*Task goal*
Below is a block of records; repeat all of them exactly.

★ ★ ★ ★

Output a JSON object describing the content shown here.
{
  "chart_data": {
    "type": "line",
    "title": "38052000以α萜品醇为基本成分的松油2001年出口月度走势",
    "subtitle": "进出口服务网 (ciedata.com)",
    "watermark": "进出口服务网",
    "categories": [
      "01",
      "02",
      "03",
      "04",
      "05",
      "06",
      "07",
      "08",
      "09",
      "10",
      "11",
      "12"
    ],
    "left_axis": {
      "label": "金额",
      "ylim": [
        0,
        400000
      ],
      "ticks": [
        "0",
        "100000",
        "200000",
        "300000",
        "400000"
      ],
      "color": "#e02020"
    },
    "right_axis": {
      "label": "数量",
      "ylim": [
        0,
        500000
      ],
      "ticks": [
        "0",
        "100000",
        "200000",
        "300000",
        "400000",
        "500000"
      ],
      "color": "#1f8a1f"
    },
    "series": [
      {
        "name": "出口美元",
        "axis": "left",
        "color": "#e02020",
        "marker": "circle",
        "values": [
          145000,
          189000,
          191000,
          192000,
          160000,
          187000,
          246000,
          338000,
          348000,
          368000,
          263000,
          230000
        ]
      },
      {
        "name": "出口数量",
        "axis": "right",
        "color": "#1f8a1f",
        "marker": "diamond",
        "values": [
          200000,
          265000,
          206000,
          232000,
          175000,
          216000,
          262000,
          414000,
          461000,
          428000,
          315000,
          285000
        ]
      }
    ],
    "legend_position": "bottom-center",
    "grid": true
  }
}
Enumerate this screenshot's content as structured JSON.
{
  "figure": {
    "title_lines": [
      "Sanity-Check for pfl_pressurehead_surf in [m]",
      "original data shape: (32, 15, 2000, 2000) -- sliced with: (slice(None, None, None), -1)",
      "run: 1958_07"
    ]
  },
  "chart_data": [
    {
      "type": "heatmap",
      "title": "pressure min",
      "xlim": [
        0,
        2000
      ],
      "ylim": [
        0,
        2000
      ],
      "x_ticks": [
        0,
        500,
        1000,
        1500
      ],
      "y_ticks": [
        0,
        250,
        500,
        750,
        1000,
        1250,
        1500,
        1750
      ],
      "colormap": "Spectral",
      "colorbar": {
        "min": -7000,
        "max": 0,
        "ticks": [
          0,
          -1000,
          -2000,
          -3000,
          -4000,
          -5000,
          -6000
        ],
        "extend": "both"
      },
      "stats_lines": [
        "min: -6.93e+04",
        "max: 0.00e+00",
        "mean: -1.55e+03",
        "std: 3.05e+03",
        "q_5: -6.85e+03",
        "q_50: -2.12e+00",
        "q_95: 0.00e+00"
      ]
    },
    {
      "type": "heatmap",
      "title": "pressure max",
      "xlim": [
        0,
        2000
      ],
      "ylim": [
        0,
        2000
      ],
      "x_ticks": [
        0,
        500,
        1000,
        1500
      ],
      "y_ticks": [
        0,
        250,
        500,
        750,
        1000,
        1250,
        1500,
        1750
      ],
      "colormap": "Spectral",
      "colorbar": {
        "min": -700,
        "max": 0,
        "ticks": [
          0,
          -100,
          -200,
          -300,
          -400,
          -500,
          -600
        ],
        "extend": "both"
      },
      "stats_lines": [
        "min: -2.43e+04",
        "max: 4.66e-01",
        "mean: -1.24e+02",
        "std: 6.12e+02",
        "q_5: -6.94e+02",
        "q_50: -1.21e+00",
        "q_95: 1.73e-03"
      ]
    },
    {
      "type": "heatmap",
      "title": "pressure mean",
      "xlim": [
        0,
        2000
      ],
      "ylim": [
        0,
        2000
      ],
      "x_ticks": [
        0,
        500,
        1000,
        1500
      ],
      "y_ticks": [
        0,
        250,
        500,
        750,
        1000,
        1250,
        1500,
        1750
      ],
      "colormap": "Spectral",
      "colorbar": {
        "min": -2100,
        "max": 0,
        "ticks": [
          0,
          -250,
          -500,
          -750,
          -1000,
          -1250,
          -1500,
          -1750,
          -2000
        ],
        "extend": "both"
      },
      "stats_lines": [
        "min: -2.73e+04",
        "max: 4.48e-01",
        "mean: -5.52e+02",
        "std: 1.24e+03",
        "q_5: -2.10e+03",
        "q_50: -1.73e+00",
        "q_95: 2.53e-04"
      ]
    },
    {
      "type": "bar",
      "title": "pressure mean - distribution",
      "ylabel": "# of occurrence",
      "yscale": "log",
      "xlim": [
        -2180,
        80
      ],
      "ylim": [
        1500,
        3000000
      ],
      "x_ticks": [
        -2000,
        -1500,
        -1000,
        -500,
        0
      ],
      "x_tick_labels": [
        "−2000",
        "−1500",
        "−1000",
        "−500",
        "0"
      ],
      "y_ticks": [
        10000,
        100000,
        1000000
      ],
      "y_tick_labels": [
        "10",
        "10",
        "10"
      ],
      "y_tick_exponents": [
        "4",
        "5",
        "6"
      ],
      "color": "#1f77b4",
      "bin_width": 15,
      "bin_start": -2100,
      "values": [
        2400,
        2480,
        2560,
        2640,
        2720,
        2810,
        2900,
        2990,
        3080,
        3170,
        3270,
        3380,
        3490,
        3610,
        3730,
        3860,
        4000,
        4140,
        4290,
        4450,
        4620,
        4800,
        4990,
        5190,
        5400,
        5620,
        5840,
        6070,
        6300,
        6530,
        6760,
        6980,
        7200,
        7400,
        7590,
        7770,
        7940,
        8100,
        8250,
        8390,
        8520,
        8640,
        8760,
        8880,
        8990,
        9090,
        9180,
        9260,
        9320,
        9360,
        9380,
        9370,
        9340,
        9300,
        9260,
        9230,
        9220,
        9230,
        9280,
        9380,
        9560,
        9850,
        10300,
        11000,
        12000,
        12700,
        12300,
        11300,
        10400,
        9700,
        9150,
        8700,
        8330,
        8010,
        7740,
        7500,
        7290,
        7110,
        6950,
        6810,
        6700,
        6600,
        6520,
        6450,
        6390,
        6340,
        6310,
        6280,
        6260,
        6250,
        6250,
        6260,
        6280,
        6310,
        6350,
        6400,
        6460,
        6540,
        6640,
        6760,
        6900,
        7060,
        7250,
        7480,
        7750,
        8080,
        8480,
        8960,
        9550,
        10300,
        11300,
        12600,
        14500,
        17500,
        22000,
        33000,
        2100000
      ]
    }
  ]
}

★ ★ ★ ★

*Answer to this exercise*
Output a JSON object describing the content shown here.
{
  "chart_data": {
    "type": "line",
    "title": "38052000以α萜品醇为基本成分的松油2001年出口月度走势",
    "subtitle": "进出口服务网 (ciedata.com)",
    "watermark": "进出口服务网",
    "categories": [
      "01",
      "02",
      "03",
      "04",
      "05",
      "06",
      "07",
      "08",
      "09",
      "10",
      "11",
      "12"
    ],
    "left_axis": {
      "label": "金额",
      "ylim": [
        0,
        400000
      ],
      "ticks": [
        "0",
        "100000",
        "200000",
        "300000",
        "400000"
      ],
      "color": "#e02020"
    },
    "right_axis": {
      "label": "数量",
      "ylim": [
        0,
        500000
      ],
      "ticks": [
        "0",
        "100000",
        "200000",
        "300000",
        "400000",
        "500000"
      ],
      "color": "#1f8a1f"
    },
    "series": [
      {
        "name": "出口美元",
        "axis": "left",
        "color": "#e02020",
        "marker": "circle",
        "values": [
          145000,
          189000,
          191000,
          192000,
          160000,
          187000,
          246000,
          338000,
          348000,
          368000,
          263000,
          230000
        ]
      },
      {
        "name": "出口数量",
        "axis": "right",
        "color": "#1f8a1f",
        "marker": "diamond",
        "values": [
          200000,
          265000,
          206000,
          232000,
          175000,
          216000,
          262000,
          414000,
          461000,
          428000,
          315000,
          285000
        ]
      }
    ],
    "legend_position": "bottom-center",
    "grid": true
  }
}
Enumerate this screenshot's content as structured JSON.
{
  "figure": {
    "title_lines": [
      "Sanity-Check for pfl_pressurehead_surf in [m]",
      "original data shape: (32, 15, 2000, 2000) -- sliced with: (slice(None, None, None), -1)",
      "run: 1958_07"
    ]
  },
  "chart_data": [
    {
      "type": "heatmap",
      "title": "pressure min",
      "xlim": [
        0,
        2000
      ],
      "ylim": [
        0,
        2000
      ],
      "x_ticks": [
        0,
        500,
        1000,
        1500
      ],
      "y_ticks": [
        0,
        250,
        500,
        750,
        1000,
        1250,
        1500,
        1750
      ],
      "colormap": "Spectral",
      "colorbar": {
        "min": -7000,
        "max": 0,
        "ticks": [
          0,
          -1000,
          -2000,
          -3000,
          -4000,
          -5000,
          -6000
        ],
        "extend": "both"
      },
      "stats_lines": [
        "min: -6.93e+04",
        "max: 0.00e+00",
        "mean: -1.55e+03",
        "std: 3.05e+03",
        "q_5: -6.85e+03",
        "q_50: -2.12e+00",
        "q_95: 0.00e+00"
      ]
    },
    {
      "type": "heatmap",
      "title": "pressure max",
      "xlim": [
        0,
        2000
      ],
      "ylim": [
        0,
        2000
      ],
      "x_ticks": [
        0,
        500,
        1000,
        1500
      ],
      "y_ticks": [
        0,
        250,
        500,
        750,
        1000,
        1250,
        1500,
        1750
      ],
      "colormap": "Spectral",
      "colorbar": {
        "min": -700,
        "max": 0,
        "ticks": [
          0,
          -100,
          -200,
          -300,
          -400,
          -500,
          -600
        ],
        "extend": "both"
      },
      "stats_lines": [
        "min: -2.43e+04",
        "max: 4.66e-01",
        "mean: -1.24e+02",
        "std: 6.12e+02",
        "q_5: -6.94e+02",
        "q_50: -1.21e+00",
        "q_95: 1.73e-03"
      ]
    },
    {
      "type": "heatmap",
      "title": "pressure mean",
      "xlim": [
        0,
        2000
      ],
      "ylim": [
        0,
        2000
      ],
      "x_ticks": [
        0,
        500,
        1000,
        1500
      ],
      "y_ticks": [
        0,
        250,
        500,
        750,
        1000,
        1250,
        1500,
        1750
      ],
      "colormap": "Spectral",
      "colorbar": {
        "min": -2100,
        "max": 0,
        "ticks": [
          0,
          -250,
          -500,
          -750,
          -1000,
          -1250,
          -1500,
          -1750,
          -2000
        ],
        "extend": "both"
      },
      "stats_lines": [
        "min: -2.73e+04",
        "max: 4.48e-01",
        "mean: -5.52e+02",
        "std: 1.24e+03",
        "q_5: -2.10e+03",
        "q_50: -1.73e+00",
        "q_95: 2.53e-04"
      ]
    },
    {
      "type": "bar",
      "title": "pressure mean - distribution",
      "ylabel": "# of occurrence",
      "yscale": "log",
      "xlim": [
        -2180,
        80
      ],
      "ylim": [
        1500,
        3000000
      ],
      "x_ticks": [
        -2000,
        -1500,
        -1000,
        -500,
        0
      ],
      "x_tick_labels": [
        "−2000",
        "−1500",
        "−1000",
        "−500",
        "0"
      ],
      "y_ticks": [
        10000,
        100000,
        1000000
      ],
      "y_tick_labels": [
        "10",
        "10",
        "10"
      ],
      "y_tick_exponents": [
        "4",
        "5",
        "6"
      ],
      "color": "#1f77b4",
      "bin_width": 15,
      "bin_start": -2100,
      "values": [
        2400,
        2480,
        2560,
        2640,
        2720,
        2810,
        2900,
        2990,
        3080,
        3170,
        3270,
        3380,
        3490,
        3610,
        3730,
        3860,
        4000,
        4140,
        4290,
        4450,
        4620,
        4800,
        4990,
        5190,
        5400,
        5620,
        5840,
        6070,
        6300,
        6530,
        6760,
        6980,
        7200,
        7400,
        7590,
        7770,
        7940,
        8100,
        8250,
        8390,
        8520,
        8640,
        8760,
        8880,
        8990,
        9090,
        9180,
        9260,
        9320,
        9360,
        9380,
        9370,
        9340,
        9300,
        9260,
        9230,
        9220,
        9230,
        9280,
        9380,
        9560,
        9850,
        10300,
        11000,
        12000,
        12700,
        12300,
        11300,
        10400,
        9700,
        9150,
        8700,
        8330,
        8010,
        7740,
        7500,
        7290,
        7110,
        6950,
        6810,
        6700,
        6600,
        6520,
        6450,
        6390,
        6340,
        6310,
        6280,
        6260,
        6250,
        6250,
        6260,
        6280,
        6310,
        6350,
        6400,
        6460,
        6540,
        6640,
        6760,
        6900,
        7060,
        7250,
        7480,
        7750,
        8080,
        8480,
        8960,
        9550,
        10300,
        11300,
        12600,
        14500,
        17500,
        22000,
        33000,
        2100000
      ]
    }
  ]
}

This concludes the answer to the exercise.